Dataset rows

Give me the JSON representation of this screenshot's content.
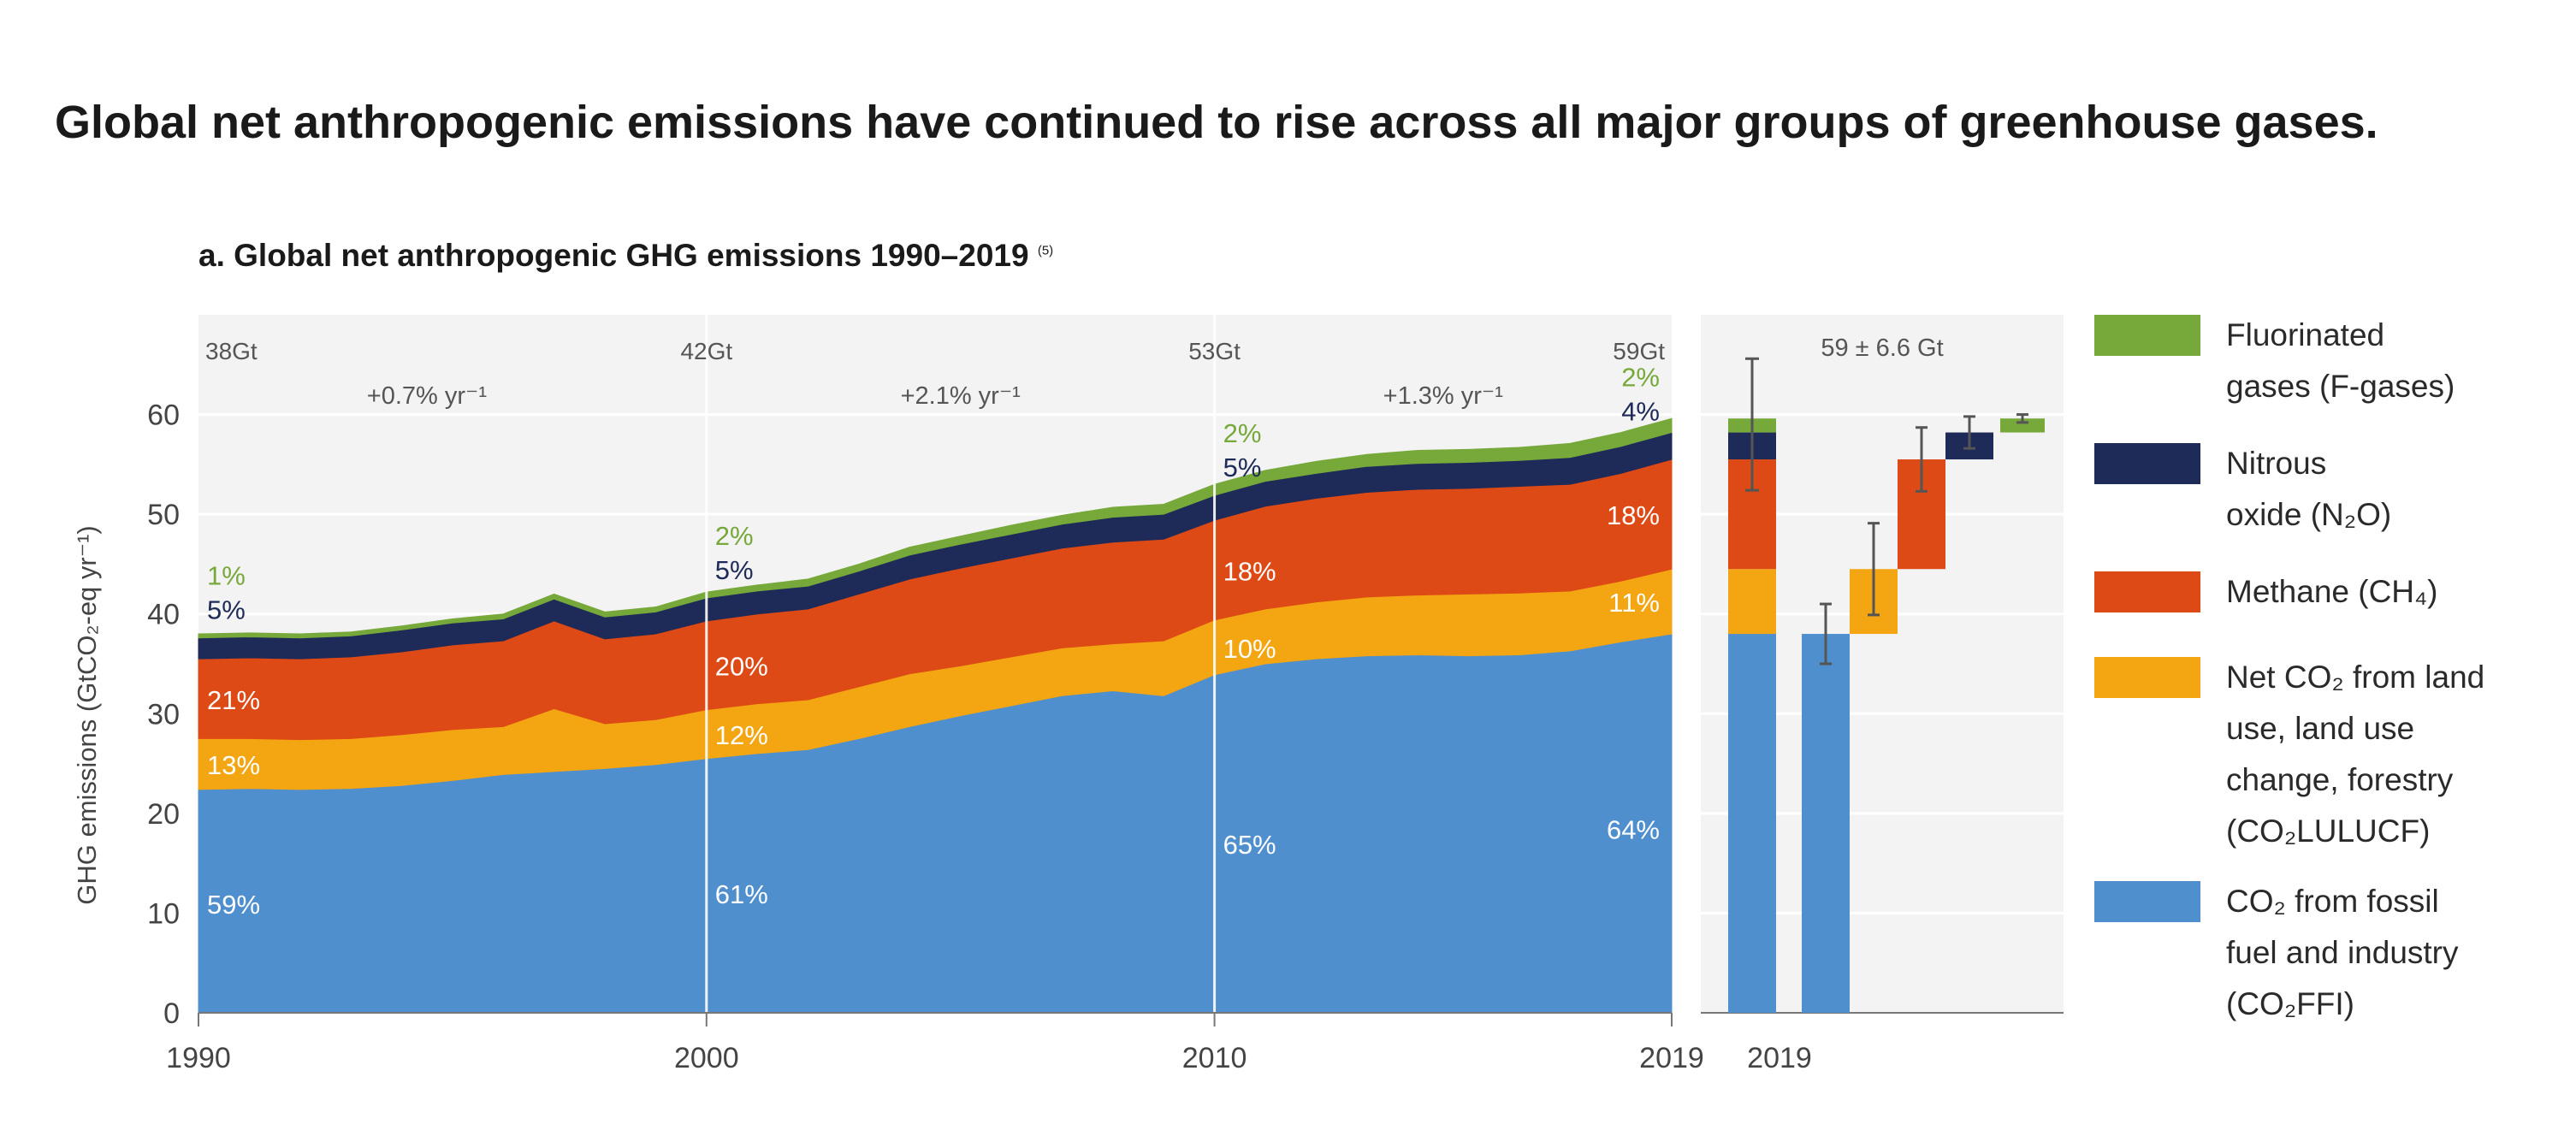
{
  "headline": "Global net anthropogenic emissions have continued to rise across all major groups of greenhouse gases.",
  "panel_title": "a. Global net anthropogenic GHG emissions 1990–2019",
  "panel_title_note": "(5)",
  "chart_data": [
    {
      "type": "area",
      "stacked": true,
      "ylabel": "GHG emissions (GtCO₂-eq yr⁻¹)",
      "ylim": [
        0,
        70
      ],
      "yticks": [
        0,
        10,
        20,
        30,
        40,
        50,
        60
      ],
      "xlim": [
        1990,
        2019
      ],
      "xticks": [
        1990,
        2000,
        2010,
        2019
      ],
      "grid": true,
      "x": [
        1990,
        1991,
        1992,
        1993,
        1994,
        1995,
        1996,
        1997,
        1998,
        1999,
        2000,
        2001,
        2002,
        2003,
        2004,
        2005,
        2006,
        2007,
        2008,
        2009,
        2010,
        2011,
        2012,
        2013,
        2014,
        2015,
        2016,
        2017,
        2018,
        2019
      ],
      "series": [
        {
          "key": "co2ffi",
          "color": "#4f8fce",
          "values": [
            22.4,
            22.5,
            22.4,
            22.5,
            22.8,
            23.3,
            23.9,
            24.2,
            24.5,
            24.9,
            25.5,
            26.0,
            26.4,
            27.5,
            28.7,
            29.8,
            30.8,
            31.8,
            32.3,
            31.8,
            33.9,
            35.0,
            35.5,
            35.8,
            35.9,
            35.8,
            35.9,
            36.3,
            37.2,
            38.0
          ]
        },
        {
          "key": "co2lulucf",
          "color": "#f3a512",
          "values": [
            5.1,
            5.0,
            5.0,
            5.0,
            5.1,
            5.1,
            4.8,
            6.3,
            4.5,
            4.5,
            4.9,
            5.0,
            5.0,
            5.2,
            5.3,
            5.0,
            4.9,
            4.8,
            4.7,
            5.5,
            5.5,
            5.5,
            5.7,
            5.9,
            6.0,
            6.2,
            6.2,
            6.0,
            6.1,
            6.5
          ]
        },
        {
          "key": "ch4",
          "color": "#de4a16",
          "values": [
            8.0,
            8.1,
            8.1,
            8.2,
            8.3,
            8.5,
            8.6,
            8.8,
            8.5,
            8.6,
            8.9,
            9.0,
            9.1,
            9.3,
            9.5,
            9.8,
            9.9,
            10.0,
            10.2,
            10.2,
            10.0,
            10.3,
            10.4,
            10.5,
            10.6,
            10.6,
            10.7,
            10.7,
            10.8,
            11.0
          ]
        },
        {
          "key": "n2o",
          "color": "#1e2a58",
          "values": [
            2.1,
            2.1,
            2.1,
            2.1,
            2.2,
            2.2,
            2.2,
            2.2,
            2.2,
            2.2,
            2.3,
            2.3,
            2.3,
            2.3,
            2.4,
            2.4,
            2.4,
            2.4,
            2.5,
            2.5,
            2.5,
            2.5,
            2.5,
            2.6,
            2.6,
            2.6,
            2.6,
            2.7,
            2.7,
            2.7
          ]
        },
        {
          "key": "fgas",
          "color": "#76a83a",
          "values": [
            0.4,
            0.4,
            0.4,
            0.4,
            0.4,
            0.4,
            0.5,
            0.5,
            0.5,
            0.5,
            0.6,
            0.6,
            0.7,
            0.7,
            0.8,
            0.8,
            0.9,
            0.9,
            1.0,
            1.0,
            1.1,
            1.1,
            1.2,
            1.2,
            1.3,
            1.3,
            1.3,
            1.4,
            1.4,
            1.4
          ]
        }
      ],
      "totals": [
        {
          "year": 1990,
          "label": "38Gt"
        },
        {
          "year": 2000,
          "label": "42Gt"
        },
        {
          "year": 2010,
          "label": "53Gt"
        },
        {
          "year": 2019,
          "label": "59Gt"
        }
      ],
      "growth_rates": [
        {
          "from": 1990,
          "to": 2000,
          "label": "+0.7% yr⁻¹"
        },
        {
          "from": 2000,
          "to": 2010,
          "label": "+2.1% yr⁻¹"
        },
        {
          "from": 2010,
          "to": 2019,
          "label": "+1.3% yr⁻¹"
        }
      ],
      "share_labels": {
        "1990": {
          "co2ffi": "59%",
          "co2lulucf": "13%",
          "ch4": "21%",
          "n2o": "5%",
          "fgas": "1%"
        },
        "2000": {
          "co2ffi": "61%",
          "co2lulucf": "12%",
          "ch4": "20%",
          "n2o": "5%",
          "fgas": "2%"
        },
        "2010": {
          "co2ffi": "65%",
          "co2lulucf": "10%",
          "ch4": "18%",
          "n2o": "5%",
          "fgas": "2%"
        },
        "2019": {
          "co2ffi": "64%",
          "co2lulucf": "11%",
          "ch4": "18%",
          "n2o": "4%",
          "fgas": "2%"
        }
      }
    },
    {
      "type": "bar",
      "title": "59 ± 6.6 Gt",
      "xlabel": "2019",
      "ylim": [
        0,
        70
      ],
      "stacked_bar": {
        "co2ffi": 38.0,
        "co2lulucf": 6.5,
        "ch4": 11.0,
        "n2o": 2.7,
        "fgas": 1.4,
        "total": 59,
        "error": 6.6
      },
      "waterfall": [
        {
          "key": "co2ffi",
          "base": 0,
          "value": 38.0,
          "error": 3.0
        },
        {
          "key": "co2lulucf",
          "base": 38.0,
          "value": 6.5,
          "error": 4.6
        },
        {
          "key": "ch4",
          "base": 44.5,
          "value": 11.0,
          "error": 3.2
        },
        {
          "key": "n2o",
          "base": 55.5,
          "value": 2.7,
          "error": 1.6
        },
        {
          "key": "fgas",
          "base": 58.2,
          "value": 1.4,
          "error": 0.4
        }
      ]
    }
  ],
  "legend": [
    {
      "key": "fgas",
      "color": "#76a83a",
      "lines": [
        "Fluorinated",
        "gases (F-gases)"
      ]
    },
    {
      "key": "n2o",
      "color": "#1e2a58",
      "lines": [
        "Nitrous",
        "oxide (N₂O)"
      ]
    },
    {
      "key": "ch4",
      "color": "#de4a16",
      "lines": [
        "Methane (CH₄)"
      ]
    },
    {
      "key": "co2lulucf",
      "color": "#f3a512",
      "lines": [
        "Net CO₂ from land",
        "use, land use",
        "change, forestry",
        "(CO₂LULUCF)"
      ]
    },
    {
      "key": "co2ffi",
      "color": "#4f8fce",
      "lines": [
        "CO₂ from fossil",
        "fuel and industry",
        "(CO₂FFI)"
      ]
    }
  ]
}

_PROBLEM STATEMENT_. Return all lines with the word "year" in them.

_TASK RESULT_.
          "year": 1990,
          "year": 2000,
          "year": 2010,
          "year": 2019,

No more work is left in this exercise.